» REQUIRED WORK: Give a verbatim copy of the lines below, minus the pictures.

[Data records]

----

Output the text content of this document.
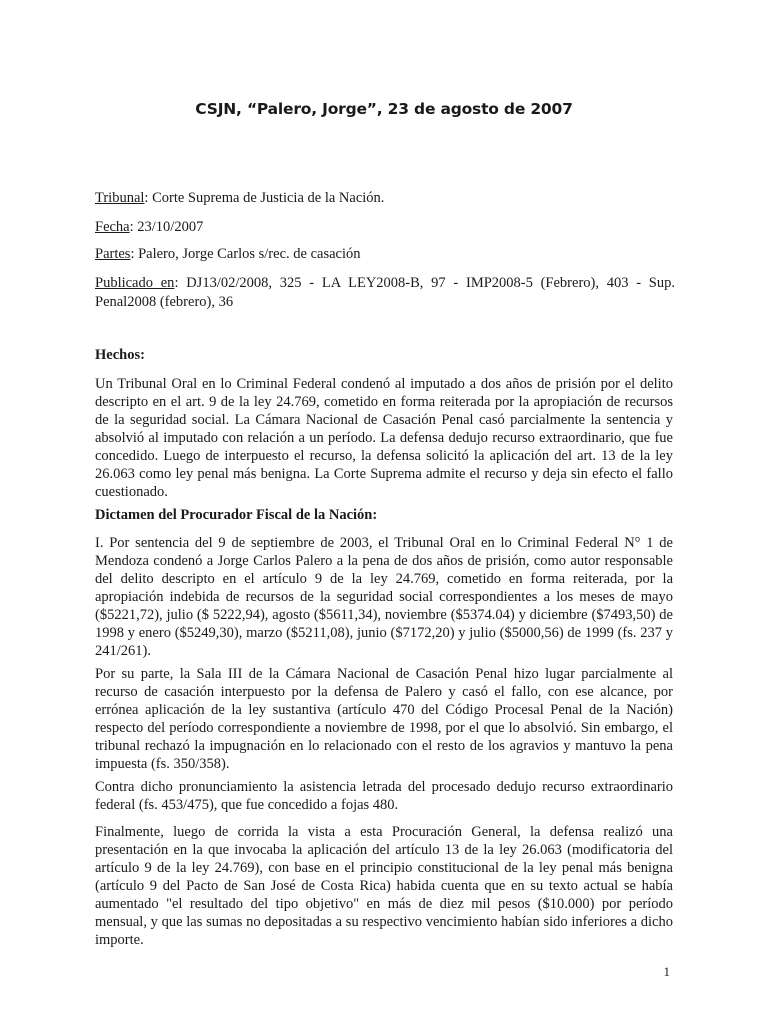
CSJN, “Palero, Jorge”, 23 de agosto de 2007
Tribunal: Corte Suprema de Justicia de la Nación.
Fecha: 23/10/2007
Partes: Palero, Jorge Carlos s/rec. de casación
Publicado en: DJ13/02/2008, 325 - LA LEY2008-B, 97 - IMP2008-5 (Febrero), 403 - Sup. Penal2008 (febrero), 36
Hechos:
Un Tribunal Oral en lo Criminal Federal condenó al imputado a dos años de prisión por el delito descripto en el art. 9 de la ley 24.769, cometido en forma reiterada por la apropiación de recursos de la seguridad social. La Cámara Nacional de Casación Penal casó parcialmente la sentencia y absolvió al imputado con relación a un período. La defensa dedujo recurso extraordinario, que fue concedido. Luego de interpuesto el recurso, la defensa solicitó la aplicación del art. 13 de la ley 26.063 como ley penal más benigna. La Corte Suprema admite el recurso y deja sin efecto el fallo cuestionado.
Dictamen del Procurador Fiscal de la Nación:
I. Por sentencia del 9 de septiembre de 2003, el Tribunal Oral en lo Criminal Federal N° 1 de Mendoza condenó a Jorge Carlos Palero a la pena de dos años de prisión, como autor responsable del delito descripto en el artículo 9 de la ley 24.769, cometido en forma reiterada, por la apropiación indebida de recursos de la seguridad social correspondientes a los meses de mayo ($5221,72), julio ($ 5222,94), agosto ($5611,34), noviembre ($5374.04) y diciembre ($7493,50) de 1998 y enero ($5249,30), marzo ($5211,08), junio ($7172,20) y julio ($5000,56) de 1999 (fs. 237 y 241/261).
Por su parte, la Sala III de la Cámara Nacional de Casación Penal hizo lugar parcialmente al recurso de casación interpuesto por la defensa de Palero y casó el fallo, con ese alcance, por errónea aplicación de la ley sustantiva (artículo 470 del Código Procesal Penal de la Nación) respecto del período correspondiente a noviembre de 1998, por el que lo absolvió. Sin embargo, el tribunal rechazó la impugnación en lo relacionado con el resto de los agravios y mantuvo la pena impuesta (fs. 350/358).
Contra dicho pronunciamiento la asistencia letrada del procesado dedujo recurso extraordinario federal (fs. 453/475), que fue concedido a fojas 480.
Finalmente, luego de corrida la vista a esta Procuración General, la defensa realizó una presentación en la que invocaba la aplicación del artículo 13 de la ley 26.063 (modificatoria del artículo 9 de la ley 24.769), con base en el principio constitucional de la ley penal más benigna (artículo 9 del Pacto de San José de Costa Rica) habida cuenta que en su texto actual se había aumentado "el resultado del tipo objetivo" en más de diez mil pesos ($10.000) por período mensual, y que las sumas no depositadas a su respectivo vencimiento habían sido inferiores a dicho importe.
1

----

» ANSWER TO THE PROBLEM:
Output the text content of this document.
CSJN, “Palero, Jorge”, 23 de agosto de 2007
Tribunal: Corte Suprema de Justicia de la Nación.
Fecha: 23/10/2007
Partes: Palero, Jorge Carlos s/rec. de casación
Publicado en: DJ13/02/2008, 325 - LA LEY2008-B, 97 - IMP2008-5 (Febrero), 403 - Sup. Penal2008 (febrero), 36
Hechos:
Un Tribunal Oral en lo Criminal Federal condenó al imputado a dos años de prisión por el delito descripto en el art. 9 de la ley 24.769, cometido en forma reiterada por la apropiación de recursos de la seguridad social. La Cámara Nacional de Casación Penal casó parcialmente la sentencia y absolvió al imputado con relación a un período. La defensa dedujo recurso extraordinario, que fue concedido. Luego de interpuesto el recurso, la defensa solicitó la aplicación del art. 13 de la ley 26.063 como ley penal más benigna. La Corte Suprema admite el recurso y deja sin efecto el fallo cuestionado.
Dictamen del Procurador Fiscal de la Nación:
I. Por sentencia del 9 de septiembre de 2003, el Tribunal Oral en lo Criminal Federal N° 1 de Mendoza condenó a Jorge Carlos Palero a la pena de dos años de prisión, como autor responsable del delito descripto en el artículo 9 de la ley 24.769, cometido en forma reiterada, por la apropiación indebida de recursos de la seguridad social correspondientes a los meses de mayo ($5221,72), julio ($ 5222,94), agosto ($5611,34), noviembre ($5374.04) y diciembre ($7493,50) de 1998 y enero ($5249,30), marzo ($5211,08), junio ($7172,20) y julio ($5000,56) de 1999 (fs. 237 y 241/261).
Por su parte, la Sala III de la Cámara Nacional de Casación Penal hizo lugar parcialmente al recurso de casación interpuesto por la defensa de Palero y casó el fallo, con ese alcance, por errónea aplicación de la ley sustantiva (artículo 470 del Código Procesal Penal de la Nación) respecto del período correspondiente a noviembre de 1998, por el que lo absolvió. Sin embargo, el tribunal rechazó la impugnación en lo relacionado con el resto de los agravios y mantuvo la pena impuesta (fs. 350/358).
Contra dicho pronunciamiento la asistencia letrada del procesado dedujo recurso extraordinario federal (fs. 453/475), que fue concedido a fojas 480.
Finalmente, luego de corrida la vista a esta Procuración General, la defensa realizó una presentación en la que invocaba la aplicación del artículo 13 de la ley 26.063 (modificatoria del artículo 9 de la ley 24.769), con base en el principio constitucional de la ley penal más benigna (artículo 9 del Pacto de San José de Costa Rica) habida cuenta que en su texto actual se había aumentado "el resultado del tipo objetivo" en más de diez mil pesos ($10.000) por período mensual, y que las sumas no depositadas a su respectivo vencimiento habían sido inferiores a dicho importe.
1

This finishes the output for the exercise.